AVAILABLE RECORDS:

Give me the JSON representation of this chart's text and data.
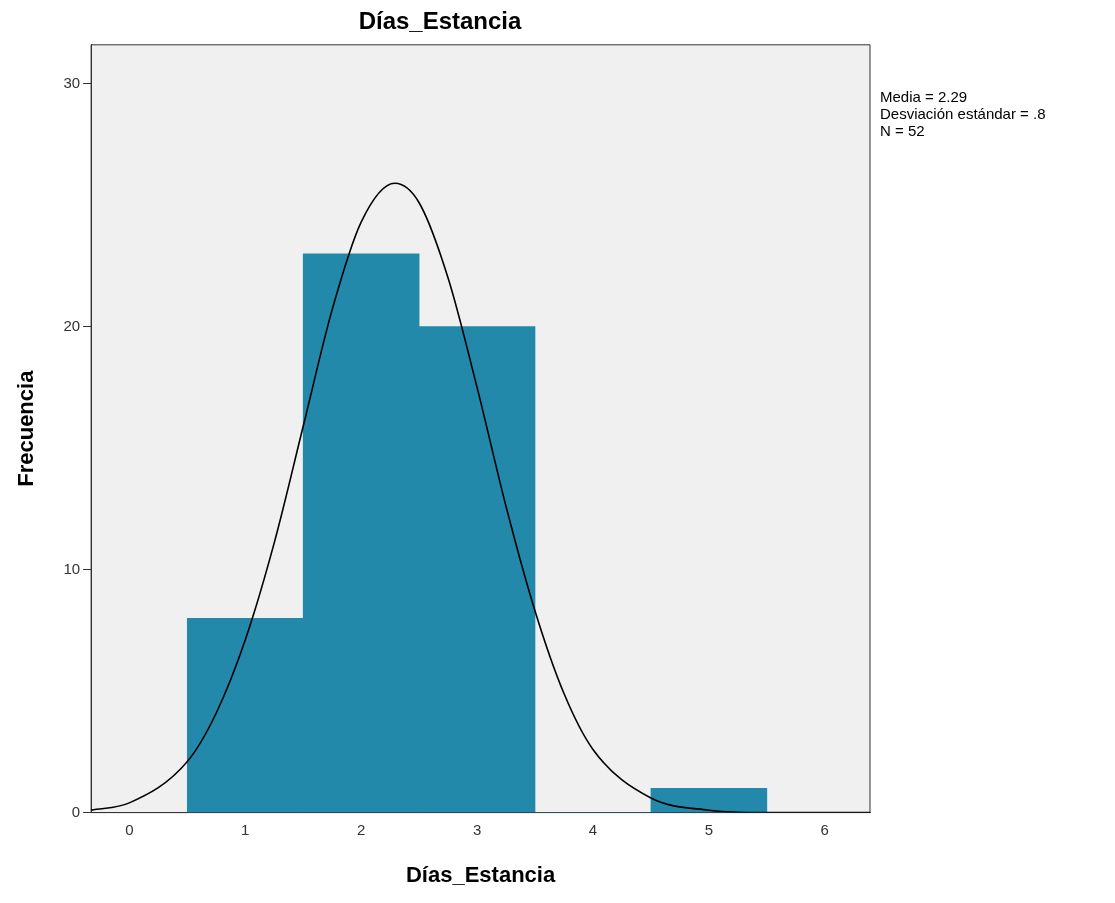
{
  "chart_data": {
    "type": "histogram",
    "title": "Días_Estancia",
    "xlabel": "Días_Estancia",
    "ylabel": "Frecuencia",
    "bins": [
      0.5,
      1.5,
      2.5,
      3.5,
      4.5,
      5.5
    ],
    "values": [
      8,
      23,
      20,
      0,
      1
    ],
    "color": "#2389ab",
    "series": [
      {
        "type": "line",
        "color": "#000000",
        "x": [
          -0.33,
          0,
          0.5,
          0.75,
          1,
          1.25,
          1.5,
          1.75,
          2,
          2.29,
          2.5,
          2.75,
          3,
          3.25,
          3.5,
          3.75,
          4,
          4.5,
          5,
          5.5,
          6.39
        ],
        "values": [
          0.1,
          0.4,
          2.1,
          4.1,
          7.1,
          11.1,
          15.9,
          20.7,
          24.3,
          25.9,
          25.1,
          22,
          17.5,
          12.6,
          8.3,
          4.9,
          2.6,
          0.6,
          0.1,
          0,
          0
        ]
      }
    ],
    "xlim": [
      -0.33,
      6.39
    ],
    "xticks": [
      0,
      1,
      2,
      3,
      4,
      5,
      6
    ],
    "ylim": [
      0,
      31.6
    ],
    "yticks": [
      0,
      10,
      20,
      30
    ],
    "grid": false,
    "legend": false,
    "annotations": [
      "Media = 2.29",
      "Desviación estándar = .8",
      "N = 52"
    ]
  }
}
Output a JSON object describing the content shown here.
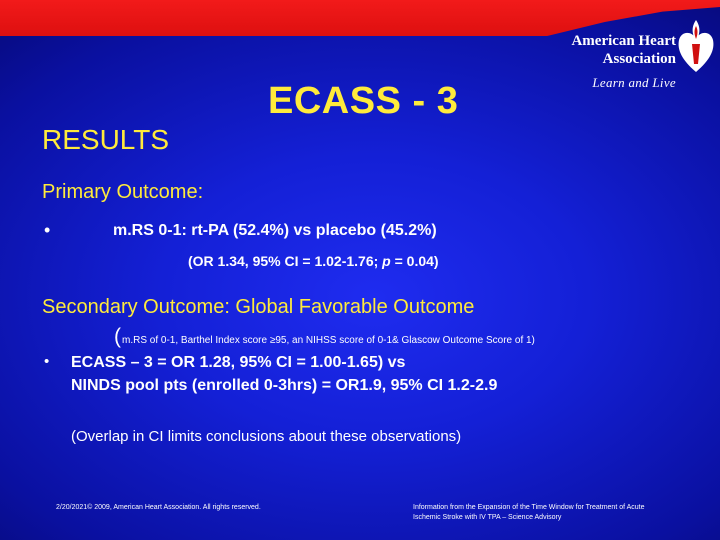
{
  "logo": {
    "name_line1": "American Heart",
    "name_line2": "Association",
    "tagline": "Learn and Live"
  },
  "title": "ECASS - 3",
  "section": "RESULTS",
  "primary": {
    "heading": "Primary Outcome:",
    "bullet": "•",
    "line1": "m.RS 0-1:  rt-PA (52.4%) vs placebo (45.2%)",
    "line2_a": "(OR 1.34, 95% CI = 1.02-1.76; ",
    "line2_p": "p",
    "line2_b": " = 0.04)"
  },
  "secondary": {
    "heading": "Secondary Outcome: Global Favorable Outcome",
    "paren": "(",
    "definition": "m.RS of 0-1, Barthel Index score ≥95, an NIHSS score of 0-1& Glascow Outcome Score of 1)",
    "bullet": "•",
    "line1": "ECASS – 3  =  OR 1.28, 95% CI = 1.00-1.65) vs",
    "line2": "NINDS pool pts (enrolled 0-3hrs) = OR1.9, 95% CI 1.2-2.9",
    "note": "(Overlap in CI limits conclusions about these observations)"
  },
  "footer": {
    "left": "2/20/2021© 2009, American Heart Association. All rights reserved.",
    "right_line1": "Information from the Expansion of the Time Window for Treatment of Acute",
    "right_line2": "Ischemic Stroke with IV TPA – Science Advisory"
  },
  "colors": {
    "heading": "#ffeb3b",
    "body_text": "#ffffff",
    "background": "#1420d6",
    "top_bar": "#e01010"
  }
}
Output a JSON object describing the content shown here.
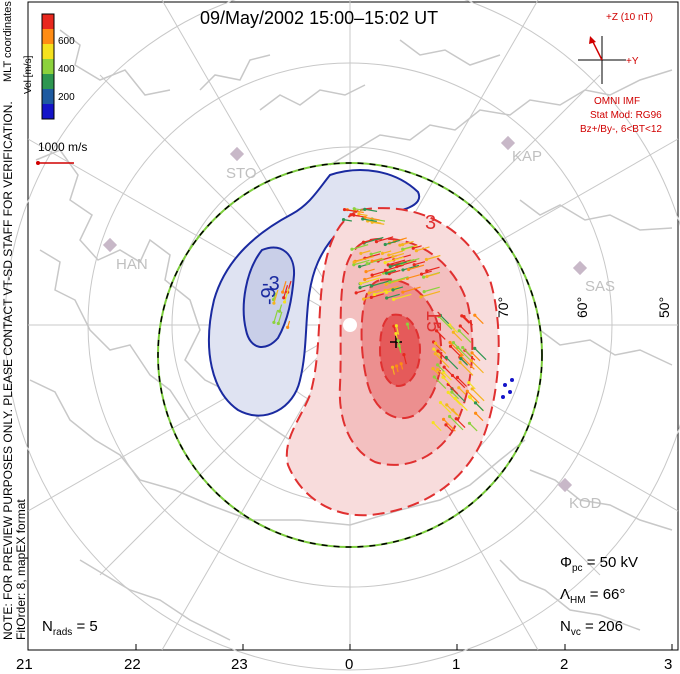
{
  "title": "09/May/2002 15:00–15:02 UT",
  "side_note_1": "NOTE: FOR PREVIEW PURPOSES ONLY. PLEASE CONTACT VT-SD STAFF FOR VERIFICATION.",
  "side_note_2": "FitOrder: 8, mapEX format",
  "coord_label": "MLT coordinates",
  "colorbar": {
    "unit": "Vel [m/s]",
    "ticks": [
      "600",
      "400",
      "200"
    ],
    "levels": [
      {
        "value": 600,
        "color": "#e8281e"
      },
      {
        "value": 500,
        "color": "#ff8c14"
      },
      {
        "value": 400,
        "color": "#f5e11e"
      },
      {
        "value": 300,
        "color": "#8cd23c"
      },
      {
        "value": 200,
        "color": "#2d9650"
      },
      {
        "value": 100,
        "color": "#1e5aa0"
      },
      {
        "value": 0,
        "color": "#1414c8"
      }
    ]
  },
  "reference_vector": "1000 m/s",
  "imf": {
    "z_label": "+Z (10 nT)",
    "y_label": "+Y",
    "source": "OMNI IMF",
    "model": "Stat Mod: RG96",
    "condition": "Bz+/By-, 6<BT<12"
  },
  "stations": [
    "STO",
    "KAP",
    "HAN",
    "SAS",
    "KOD"
  ],
  "latitude_labels": [
    "70°",
    "60°",
    "50°"
  ],
  "contour_labels": [
    "-3",
    "3",
    "15",
    "-9"
  ],
  "stats": {
    "phi_symbol": "Φ",
    "phi_sub": "pc",
    "phi_value": "= 50 kV",
    "lambda_symbol": "Λ",
    "lambda_sub": "HM",
    "lambda_value": "= 66°",
    "nvc_symbol": "N",
    "nvc_sub": "vc",
    "nvc_value": "= 206"
  },
  "nrads": {
    "symbol": "N",
    "sub": "rads",
    "value": "= 5"
  },
  "mlt_axis": [
    "21",
    "22",
    "23",
    "0",
    "1",
    "2",
    "3"
  ],
  "colors": {
    "positive_cell": "#e03030",
    "negative_cell": "#1a2aa0",
    "negative_fill": "#dfe3f2",
    "map_lines": "#c8c8c8",
    "boundary_green": "#7ccd3c",
    "imf_red": "#d00000"
  }
}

THE EXERCISE: Your answer should be a single number: the count of lines containing the word "Outcome".

SOLUTION FOR THIS EXERCISE: 3